Problem to solve » Every line of the data that contains the string "Temperatura" must be copied.

** start of Data supplied **

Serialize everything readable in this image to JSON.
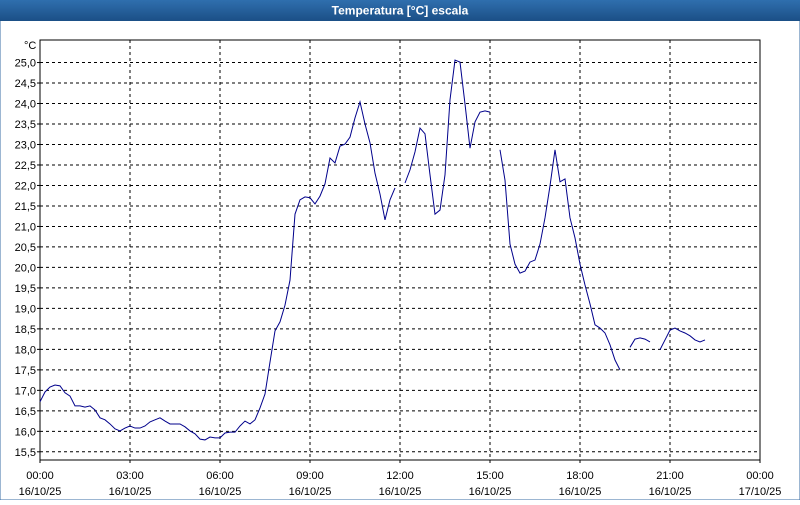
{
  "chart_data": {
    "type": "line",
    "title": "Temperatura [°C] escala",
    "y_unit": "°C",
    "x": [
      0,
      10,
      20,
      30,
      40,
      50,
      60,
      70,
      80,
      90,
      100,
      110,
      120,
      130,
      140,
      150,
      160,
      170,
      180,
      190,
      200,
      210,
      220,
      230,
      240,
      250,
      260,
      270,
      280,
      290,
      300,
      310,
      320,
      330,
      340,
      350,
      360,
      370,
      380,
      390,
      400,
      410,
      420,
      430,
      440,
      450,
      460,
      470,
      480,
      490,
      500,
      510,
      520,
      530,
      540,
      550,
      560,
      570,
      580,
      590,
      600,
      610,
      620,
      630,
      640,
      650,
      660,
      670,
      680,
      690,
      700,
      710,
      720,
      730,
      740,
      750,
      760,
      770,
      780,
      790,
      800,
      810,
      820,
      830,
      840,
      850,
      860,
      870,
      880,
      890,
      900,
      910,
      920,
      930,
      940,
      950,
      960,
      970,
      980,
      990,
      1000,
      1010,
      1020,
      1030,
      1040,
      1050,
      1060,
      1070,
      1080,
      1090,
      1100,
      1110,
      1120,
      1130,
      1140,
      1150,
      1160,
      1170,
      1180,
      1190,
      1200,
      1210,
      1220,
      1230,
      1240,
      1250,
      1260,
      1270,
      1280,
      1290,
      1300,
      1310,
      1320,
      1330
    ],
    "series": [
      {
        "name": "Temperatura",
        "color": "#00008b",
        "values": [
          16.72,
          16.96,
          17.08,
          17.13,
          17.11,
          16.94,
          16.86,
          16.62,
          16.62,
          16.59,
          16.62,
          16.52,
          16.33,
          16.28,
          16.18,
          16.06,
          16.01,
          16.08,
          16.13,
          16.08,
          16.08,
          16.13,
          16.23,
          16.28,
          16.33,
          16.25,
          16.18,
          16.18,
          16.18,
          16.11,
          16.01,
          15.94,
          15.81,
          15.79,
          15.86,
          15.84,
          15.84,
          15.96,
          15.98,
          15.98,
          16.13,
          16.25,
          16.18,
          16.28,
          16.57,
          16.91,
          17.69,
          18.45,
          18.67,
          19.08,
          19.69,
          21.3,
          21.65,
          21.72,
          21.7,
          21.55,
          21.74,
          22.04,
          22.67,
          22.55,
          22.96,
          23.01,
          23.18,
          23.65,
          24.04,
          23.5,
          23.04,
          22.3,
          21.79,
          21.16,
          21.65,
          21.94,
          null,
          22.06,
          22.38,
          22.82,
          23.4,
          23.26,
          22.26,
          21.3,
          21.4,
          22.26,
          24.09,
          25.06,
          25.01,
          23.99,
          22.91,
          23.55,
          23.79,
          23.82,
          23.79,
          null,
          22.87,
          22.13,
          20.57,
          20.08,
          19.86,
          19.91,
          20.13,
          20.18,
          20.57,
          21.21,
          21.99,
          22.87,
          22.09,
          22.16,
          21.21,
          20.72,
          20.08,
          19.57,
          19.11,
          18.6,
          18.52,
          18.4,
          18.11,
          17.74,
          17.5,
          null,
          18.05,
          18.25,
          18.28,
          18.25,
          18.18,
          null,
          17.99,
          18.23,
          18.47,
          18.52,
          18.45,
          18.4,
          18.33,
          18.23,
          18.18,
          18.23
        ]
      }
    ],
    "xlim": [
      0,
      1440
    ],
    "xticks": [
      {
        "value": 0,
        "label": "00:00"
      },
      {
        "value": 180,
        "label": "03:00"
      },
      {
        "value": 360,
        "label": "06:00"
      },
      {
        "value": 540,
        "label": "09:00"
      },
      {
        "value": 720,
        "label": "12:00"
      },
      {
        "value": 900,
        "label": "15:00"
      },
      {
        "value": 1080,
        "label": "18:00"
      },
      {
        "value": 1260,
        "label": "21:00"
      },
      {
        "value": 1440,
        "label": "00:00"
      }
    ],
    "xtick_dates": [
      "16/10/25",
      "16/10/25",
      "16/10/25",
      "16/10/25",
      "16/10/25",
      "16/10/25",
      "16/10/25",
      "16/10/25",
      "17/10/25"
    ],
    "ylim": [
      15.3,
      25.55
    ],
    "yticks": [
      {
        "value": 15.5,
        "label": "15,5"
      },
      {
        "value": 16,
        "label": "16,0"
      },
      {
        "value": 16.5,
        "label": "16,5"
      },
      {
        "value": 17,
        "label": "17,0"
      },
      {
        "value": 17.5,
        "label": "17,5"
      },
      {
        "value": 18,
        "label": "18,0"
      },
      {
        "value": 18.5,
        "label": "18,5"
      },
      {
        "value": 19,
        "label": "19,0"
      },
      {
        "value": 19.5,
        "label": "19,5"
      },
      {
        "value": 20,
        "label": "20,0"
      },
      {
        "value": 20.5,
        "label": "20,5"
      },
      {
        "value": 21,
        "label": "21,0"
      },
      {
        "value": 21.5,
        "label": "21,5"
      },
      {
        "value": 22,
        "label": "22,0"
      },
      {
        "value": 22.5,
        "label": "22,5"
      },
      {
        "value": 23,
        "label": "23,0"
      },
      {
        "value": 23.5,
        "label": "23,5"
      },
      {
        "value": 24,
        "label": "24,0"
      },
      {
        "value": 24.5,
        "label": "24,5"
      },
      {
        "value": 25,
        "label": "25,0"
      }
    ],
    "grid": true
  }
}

** end of Data supplied **

Result of this task »
    "title": "Temperatura [°C] escala",
        "name": "Temperatura",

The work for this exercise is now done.